═════ RECORDS PROVIDED

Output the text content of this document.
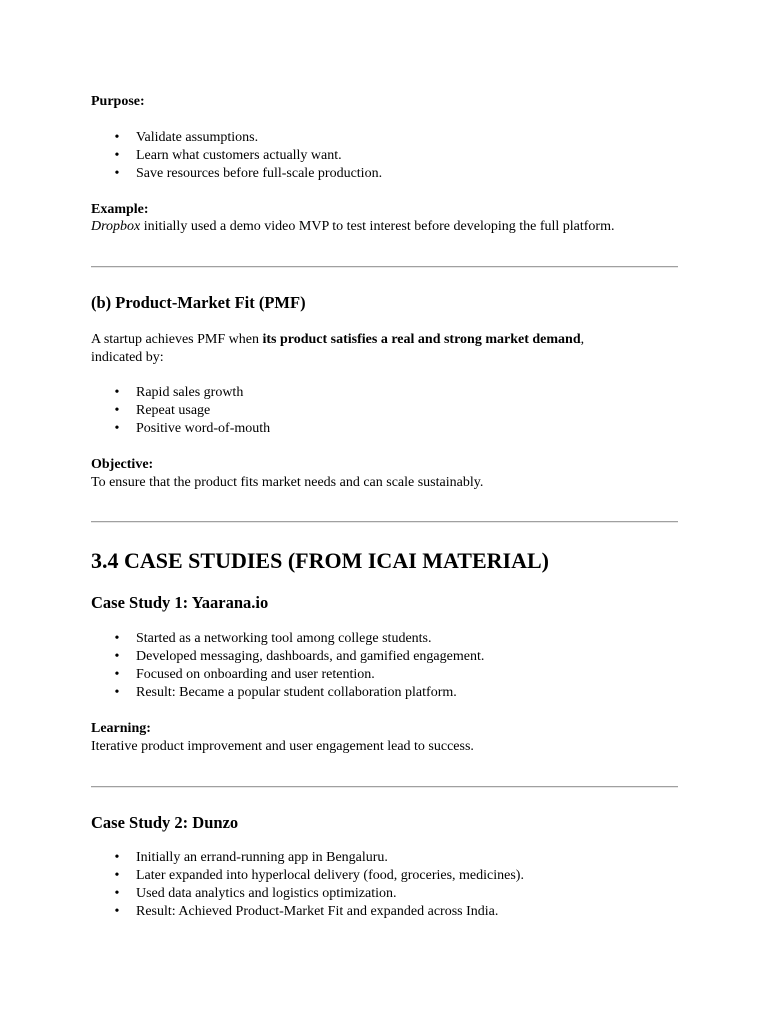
Purpose:
• Validate assumptions.
• Learn what customers actually want.
• Save resources before full-scale production.
Example:
Dropbox initially used a demo video MVP to test interest before developing the full platform.
(b) Product-Market Fit (PMF)
A startup achieves PMF when its product satisfies a real and strong market demand,
indicated by:
• Rapid sales growth
• Repeat usage
• Positive word-of-mouth
Objective:
To ensure that the product fits market needs and can scale sustainably.
3.4 CASE STUDIES (FROM ICAI MATERIAL)
Case Study 1: Yaarana.io
• Started as a networking tool among college students.
• Developed messaging, dashboards, and gamified engagement.
• Focused on onboarding and user retention.
• Result: Became a popular student collaboration platform.
Learning:
Iterative product improvement and user engagement lead to success.
Case Study 2: Dunzo
• Initially an errand-running app in Bengaluru.
• Later expanded into hyperlocal delivery (food, groceries, medicines).
• Used data analytics and logistics optimization.
• Result: Achieved Product-Market Fit and expanded across India.
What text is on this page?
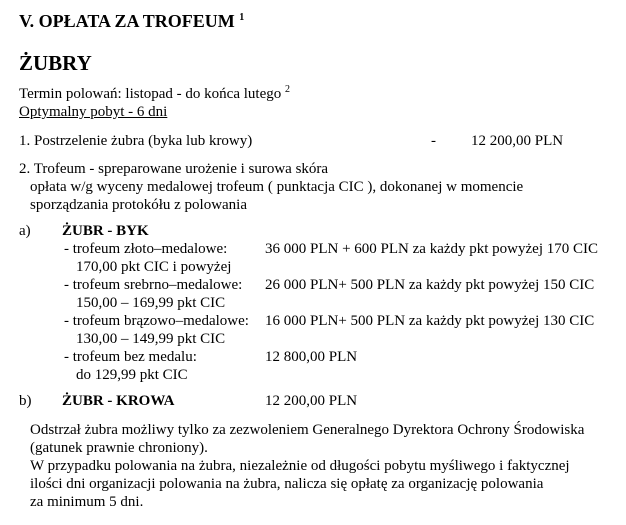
V. OPŁATA ZA TROFEUM $^1$
ŻUBRY
Termin polowań: listopad - do końca lutego $^2$
Optymalny pobyt - 6 dni
1. Postrzelenie żubra (byka lub krowy)	- 12 200,00 PLN
2. Trofeum - spreparowane urożenie i surowa skóra
opłata w/g wyceny medalowej trofeum ( punktacja CIC ), dokonanej w momencie
sporządzania protokółu z polowania
a) ŻUBR - BYK
- trofeum złoto–medalowe:	36 000 PLN + 600 PLN za każdy pkt powyżej 170 CIC
170,00 pkt CIC i powyżej
- trofeum srebrno–medalowe: 26 000 PLN+ 500 PLN za każdy pkt powyżej 150 CIC
150,00 – 169,99 pkt CIC
- trofeum brązowo–medalowe: 16 000 PLN+ 500 PLN za każdy pkt powyżej 130 CIC
130,00 – 149,99 pkt CIC
- trofeum bez medalu:	12 800,00 PLN
do 129,99 pkt CIC
b) ŻUBR - KROWA	12 200,00 PLN
Odstrzał żubra możliwy tylko za zezwoleniem Generalnego Dyrektora Ochrony Środowiska
(gatunek prawnie chroniony).
W przypadku polowania na żubra, niezależnie od długości pobytu myśliwego i faktycznej
ilości dni organizacji polowania na żubra, nalicza się opłatę za organizację polowania
za minimum 5 dni.
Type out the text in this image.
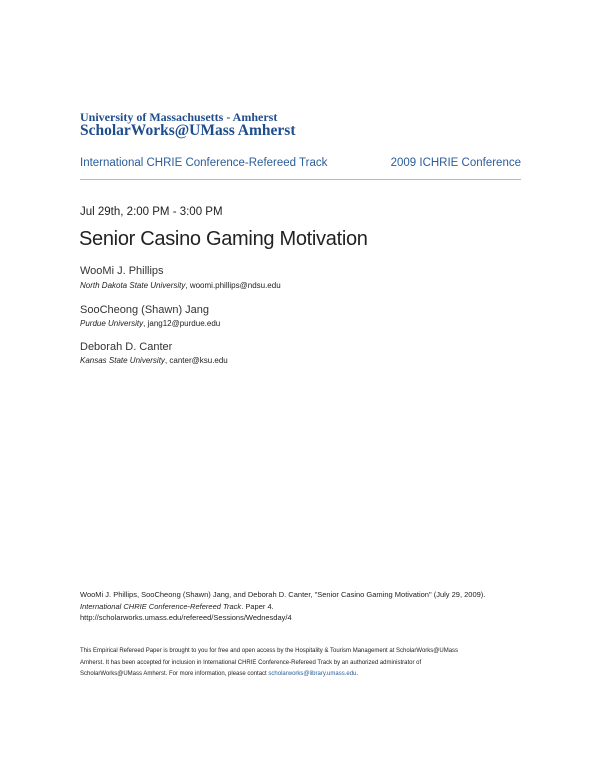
University of Massachusetts - Amherst
ScholarWorks@UMass Amherst
International CHRIE Conference-Refereed Track	2009 ICHRIE Conference
Jul 29th, 2:00 PM - 3:00 PM
Senior Casino Gaming Motivation
WooMi J. Phillips
North Dakota State University, woomi.phillips@ndsu.edu
SooCheong (Shawn) Jang
Purdue University, jang12@purdue.edu
Deborah D. Canter
Kansas State University, canter@ksu.edu
WooMi J. Phillips, SooCheong (Shawn) Jang, and Deborah D. Canter, "Senior Casino Gaming Motivation" (July 29, 2009).
International CHRIE Conference-Refereed Track. Paper 4.
http://scholarworks.umass.edu/refereed/Sessions/Wednesday/4
This Empirical Refereed Paper is brought to you for free and open access by the Hospitality & Tourism Management at ScholarWorks@UMass
Amherst. It has been accepted for inclusion in International CHRIE Conference-Refereed Track by an authorized administrator of
ScholarWorks@UMass Amherst. For more information, please contact scholarworks@library.umass.edu.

══════════

• **AIM OF THE TASK**: Find how many lines of the material carry the string "Deborah". Only the number should be in the answer.

• **RESULT**: 2